_Material shown_:
::::::

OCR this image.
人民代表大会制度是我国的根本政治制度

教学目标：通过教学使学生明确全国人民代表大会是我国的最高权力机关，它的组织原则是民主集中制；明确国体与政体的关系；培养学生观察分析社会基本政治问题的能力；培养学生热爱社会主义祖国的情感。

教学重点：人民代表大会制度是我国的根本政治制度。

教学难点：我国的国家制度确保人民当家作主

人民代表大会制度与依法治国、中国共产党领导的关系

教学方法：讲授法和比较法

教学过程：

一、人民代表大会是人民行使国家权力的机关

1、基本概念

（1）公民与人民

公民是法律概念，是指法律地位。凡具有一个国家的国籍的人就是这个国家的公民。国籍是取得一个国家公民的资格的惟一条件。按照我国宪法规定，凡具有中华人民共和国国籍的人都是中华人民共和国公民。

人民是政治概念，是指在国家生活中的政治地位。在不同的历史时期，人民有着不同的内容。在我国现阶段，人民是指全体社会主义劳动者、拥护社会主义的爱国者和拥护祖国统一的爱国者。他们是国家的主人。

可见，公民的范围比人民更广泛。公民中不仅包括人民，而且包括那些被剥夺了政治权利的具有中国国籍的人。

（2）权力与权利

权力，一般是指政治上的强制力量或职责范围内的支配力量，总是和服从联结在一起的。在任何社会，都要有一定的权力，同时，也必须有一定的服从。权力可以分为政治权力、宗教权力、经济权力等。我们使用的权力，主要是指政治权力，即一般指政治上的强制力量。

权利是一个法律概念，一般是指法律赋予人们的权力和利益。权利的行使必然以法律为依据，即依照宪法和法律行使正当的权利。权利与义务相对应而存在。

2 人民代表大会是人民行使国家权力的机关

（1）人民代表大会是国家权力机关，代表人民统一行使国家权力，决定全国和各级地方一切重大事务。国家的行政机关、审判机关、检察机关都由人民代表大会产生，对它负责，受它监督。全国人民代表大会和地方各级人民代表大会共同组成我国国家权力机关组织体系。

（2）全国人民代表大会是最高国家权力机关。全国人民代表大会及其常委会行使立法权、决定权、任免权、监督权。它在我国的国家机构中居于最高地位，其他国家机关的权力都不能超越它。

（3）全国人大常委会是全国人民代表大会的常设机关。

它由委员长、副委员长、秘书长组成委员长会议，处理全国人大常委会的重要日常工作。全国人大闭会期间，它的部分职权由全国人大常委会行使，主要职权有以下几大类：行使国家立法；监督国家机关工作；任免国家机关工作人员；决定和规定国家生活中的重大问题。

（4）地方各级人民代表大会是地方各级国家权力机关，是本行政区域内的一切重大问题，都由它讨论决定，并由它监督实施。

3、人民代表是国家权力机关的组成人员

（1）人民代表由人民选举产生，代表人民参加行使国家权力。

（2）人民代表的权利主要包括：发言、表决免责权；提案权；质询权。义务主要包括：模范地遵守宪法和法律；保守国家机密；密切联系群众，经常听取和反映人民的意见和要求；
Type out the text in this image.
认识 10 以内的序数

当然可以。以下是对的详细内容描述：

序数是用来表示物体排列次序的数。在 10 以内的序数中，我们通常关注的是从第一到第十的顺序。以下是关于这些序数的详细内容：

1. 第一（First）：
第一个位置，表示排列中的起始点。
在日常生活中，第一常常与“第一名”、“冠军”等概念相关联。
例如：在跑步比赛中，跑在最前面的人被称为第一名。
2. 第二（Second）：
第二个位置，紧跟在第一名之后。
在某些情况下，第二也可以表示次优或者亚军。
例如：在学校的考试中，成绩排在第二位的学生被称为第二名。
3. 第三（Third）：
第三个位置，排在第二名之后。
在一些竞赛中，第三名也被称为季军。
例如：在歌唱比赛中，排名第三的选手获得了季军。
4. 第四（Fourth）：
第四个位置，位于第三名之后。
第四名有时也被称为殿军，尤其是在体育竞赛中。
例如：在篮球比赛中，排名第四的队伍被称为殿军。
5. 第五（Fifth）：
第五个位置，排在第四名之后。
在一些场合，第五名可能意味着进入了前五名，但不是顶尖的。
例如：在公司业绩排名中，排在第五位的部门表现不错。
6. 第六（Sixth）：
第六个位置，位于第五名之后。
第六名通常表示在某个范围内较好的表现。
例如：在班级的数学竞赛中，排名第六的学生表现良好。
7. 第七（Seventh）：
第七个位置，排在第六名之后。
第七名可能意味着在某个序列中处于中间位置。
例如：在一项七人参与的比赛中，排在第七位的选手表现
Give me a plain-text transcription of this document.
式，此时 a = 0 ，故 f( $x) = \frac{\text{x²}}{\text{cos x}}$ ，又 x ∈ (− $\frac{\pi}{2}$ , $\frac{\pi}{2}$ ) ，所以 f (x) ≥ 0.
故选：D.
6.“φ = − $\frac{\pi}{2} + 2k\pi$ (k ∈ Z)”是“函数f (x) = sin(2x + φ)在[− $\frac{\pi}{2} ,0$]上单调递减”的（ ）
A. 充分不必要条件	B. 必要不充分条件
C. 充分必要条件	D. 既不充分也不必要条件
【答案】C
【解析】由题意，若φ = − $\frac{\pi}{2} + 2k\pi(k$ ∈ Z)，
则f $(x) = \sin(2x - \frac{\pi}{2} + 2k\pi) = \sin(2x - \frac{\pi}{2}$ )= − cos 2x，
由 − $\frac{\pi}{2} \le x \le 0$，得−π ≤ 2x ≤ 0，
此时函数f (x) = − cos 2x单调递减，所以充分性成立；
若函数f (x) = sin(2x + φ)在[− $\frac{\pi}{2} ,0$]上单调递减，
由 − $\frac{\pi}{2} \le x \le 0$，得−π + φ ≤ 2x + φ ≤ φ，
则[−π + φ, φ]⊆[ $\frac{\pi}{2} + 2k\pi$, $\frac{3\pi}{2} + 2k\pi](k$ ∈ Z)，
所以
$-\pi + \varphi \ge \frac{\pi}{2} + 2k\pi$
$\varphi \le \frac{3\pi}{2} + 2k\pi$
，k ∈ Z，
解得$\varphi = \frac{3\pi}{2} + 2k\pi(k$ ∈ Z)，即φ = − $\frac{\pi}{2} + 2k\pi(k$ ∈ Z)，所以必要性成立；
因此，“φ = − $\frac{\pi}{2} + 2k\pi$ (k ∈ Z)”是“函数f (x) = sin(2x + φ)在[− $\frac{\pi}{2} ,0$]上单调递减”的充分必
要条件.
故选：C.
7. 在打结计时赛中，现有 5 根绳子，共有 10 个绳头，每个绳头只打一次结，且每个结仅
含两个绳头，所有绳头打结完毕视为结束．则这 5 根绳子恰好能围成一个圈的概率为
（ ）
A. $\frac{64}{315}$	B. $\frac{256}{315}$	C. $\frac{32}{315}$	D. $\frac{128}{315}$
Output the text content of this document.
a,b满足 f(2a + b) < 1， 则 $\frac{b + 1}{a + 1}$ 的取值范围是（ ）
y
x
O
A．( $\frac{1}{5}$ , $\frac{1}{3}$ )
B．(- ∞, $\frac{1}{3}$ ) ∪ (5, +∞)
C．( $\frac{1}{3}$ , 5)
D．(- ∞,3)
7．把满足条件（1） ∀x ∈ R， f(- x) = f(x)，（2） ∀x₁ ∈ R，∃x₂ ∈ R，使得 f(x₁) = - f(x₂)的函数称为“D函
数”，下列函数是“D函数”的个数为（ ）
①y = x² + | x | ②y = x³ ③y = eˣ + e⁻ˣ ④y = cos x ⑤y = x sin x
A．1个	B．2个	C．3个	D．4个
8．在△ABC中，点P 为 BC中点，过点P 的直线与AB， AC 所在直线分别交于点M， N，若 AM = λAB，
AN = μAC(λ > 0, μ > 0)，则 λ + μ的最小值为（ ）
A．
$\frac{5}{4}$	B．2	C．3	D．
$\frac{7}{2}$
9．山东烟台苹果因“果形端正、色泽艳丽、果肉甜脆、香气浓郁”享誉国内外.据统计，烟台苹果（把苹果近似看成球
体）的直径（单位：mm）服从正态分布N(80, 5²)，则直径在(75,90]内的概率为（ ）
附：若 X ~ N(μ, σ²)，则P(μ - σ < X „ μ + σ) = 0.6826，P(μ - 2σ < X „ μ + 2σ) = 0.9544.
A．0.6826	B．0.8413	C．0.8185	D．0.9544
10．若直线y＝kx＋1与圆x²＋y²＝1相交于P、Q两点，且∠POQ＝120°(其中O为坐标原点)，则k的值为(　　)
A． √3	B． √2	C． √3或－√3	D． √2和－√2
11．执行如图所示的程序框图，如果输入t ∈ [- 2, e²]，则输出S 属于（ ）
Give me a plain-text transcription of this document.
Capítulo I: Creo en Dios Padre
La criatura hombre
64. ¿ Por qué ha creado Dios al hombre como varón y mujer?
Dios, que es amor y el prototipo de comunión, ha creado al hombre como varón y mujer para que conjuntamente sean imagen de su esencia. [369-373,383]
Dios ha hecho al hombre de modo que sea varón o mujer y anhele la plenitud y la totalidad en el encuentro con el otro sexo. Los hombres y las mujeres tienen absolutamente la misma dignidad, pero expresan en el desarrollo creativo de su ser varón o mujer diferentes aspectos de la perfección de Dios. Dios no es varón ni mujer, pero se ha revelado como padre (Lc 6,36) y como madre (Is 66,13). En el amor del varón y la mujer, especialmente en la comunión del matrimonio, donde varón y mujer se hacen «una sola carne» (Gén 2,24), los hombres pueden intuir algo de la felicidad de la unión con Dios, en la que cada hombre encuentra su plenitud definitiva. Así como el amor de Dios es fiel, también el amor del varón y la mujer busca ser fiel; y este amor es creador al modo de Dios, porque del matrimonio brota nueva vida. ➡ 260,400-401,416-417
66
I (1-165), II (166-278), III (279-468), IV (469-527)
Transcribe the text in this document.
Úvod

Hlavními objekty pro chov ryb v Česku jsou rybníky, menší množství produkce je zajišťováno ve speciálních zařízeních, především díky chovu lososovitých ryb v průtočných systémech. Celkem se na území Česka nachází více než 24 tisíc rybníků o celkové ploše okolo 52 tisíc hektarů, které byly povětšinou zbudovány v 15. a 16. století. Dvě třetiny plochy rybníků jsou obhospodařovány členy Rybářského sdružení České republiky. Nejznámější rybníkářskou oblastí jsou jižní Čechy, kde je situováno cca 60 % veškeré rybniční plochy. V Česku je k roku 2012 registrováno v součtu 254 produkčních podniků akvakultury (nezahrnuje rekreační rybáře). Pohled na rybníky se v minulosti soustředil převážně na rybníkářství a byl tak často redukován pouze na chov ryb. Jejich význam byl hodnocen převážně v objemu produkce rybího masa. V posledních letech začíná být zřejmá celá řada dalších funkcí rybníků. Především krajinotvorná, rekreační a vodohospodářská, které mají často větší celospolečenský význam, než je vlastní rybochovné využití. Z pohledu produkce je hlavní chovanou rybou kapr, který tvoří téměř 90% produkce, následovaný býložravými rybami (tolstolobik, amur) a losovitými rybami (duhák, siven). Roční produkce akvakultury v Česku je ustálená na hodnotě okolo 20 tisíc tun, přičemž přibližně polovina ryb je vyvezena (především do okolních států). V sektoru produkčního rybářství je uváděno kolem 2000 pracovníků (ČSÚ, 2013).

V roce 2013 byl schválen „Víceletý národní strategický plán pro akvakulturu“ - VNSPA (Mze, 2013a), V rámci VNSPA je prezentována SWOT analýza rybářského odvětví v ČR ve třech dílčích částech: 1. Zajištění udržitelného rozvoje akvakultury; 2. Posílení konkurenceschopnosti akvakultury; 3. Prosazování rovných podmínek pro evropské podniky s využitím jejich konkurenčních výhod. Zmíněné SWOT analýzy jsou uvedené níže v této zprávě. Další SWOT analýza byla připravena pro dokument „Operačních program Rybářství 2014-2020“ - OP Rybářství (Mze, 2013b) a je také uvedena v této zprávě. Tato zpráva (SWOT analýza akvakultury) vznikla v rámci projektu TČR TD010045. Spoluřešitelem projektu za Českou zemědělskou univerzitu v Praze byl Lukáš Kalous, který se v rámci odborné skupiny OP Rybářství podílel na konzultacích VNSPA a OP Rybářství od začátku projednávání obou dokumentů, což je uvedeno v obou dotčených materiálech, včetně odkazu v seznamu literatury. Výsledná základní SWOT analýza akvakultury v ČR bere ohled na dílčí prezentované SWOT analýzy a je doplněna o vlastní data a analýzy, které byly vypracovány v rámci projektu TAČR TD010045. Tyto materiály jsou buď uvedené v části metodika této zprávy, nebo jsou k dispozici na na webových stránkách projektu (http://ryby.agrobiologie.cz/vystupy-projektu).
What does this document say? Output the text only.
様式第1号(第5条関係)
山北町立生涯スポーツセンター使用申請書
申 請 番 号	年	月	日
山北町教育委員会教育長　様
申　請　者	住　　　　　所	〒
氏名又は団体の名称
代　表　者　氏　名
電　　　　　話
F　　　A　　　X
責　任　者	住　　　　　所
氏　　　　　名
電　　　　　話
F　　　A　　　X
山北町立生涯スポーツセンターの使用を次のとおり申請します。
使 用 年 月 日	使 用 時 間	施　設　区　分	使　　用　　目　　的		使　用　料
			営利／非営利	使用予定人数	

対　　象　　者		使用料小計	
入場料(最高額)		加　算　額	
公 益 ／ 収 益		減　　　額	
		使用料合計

::::::

_Task to carry out_: Only the lines from the one containing "What does this" to the end of the records should be repeated, exactly as they appear.

_The solution_:
What does this document say? Output the text only.
様式第1号(第5条関係)
山北町立生涯スポーツセンター使用申請書
申 請 番 号	年	月	日
山北町教育委員会教育長　様
申　請　者	住　　　　　所	〒
氏名又は団体の名称
代　表　者　氏　名
電　　　　　話
F　　　A　　　X
責　任　者	住　　　　　所
氏　　　　　名
電　　　　　話
F　　　A　　　X
山北町立生涯スポーツセンターの使用を次のとおり申請します。
使 用 年 月 日	使 用 時 間	施　設　区　分	使　　用　　目　　的		使　用　料
			営利／非営利	使用予定人数	

対　　象　　者		使用料小計	
入場料(最高額)		加　算　額	
公 益 ／ 収 益		減　　　額	
		使用料合計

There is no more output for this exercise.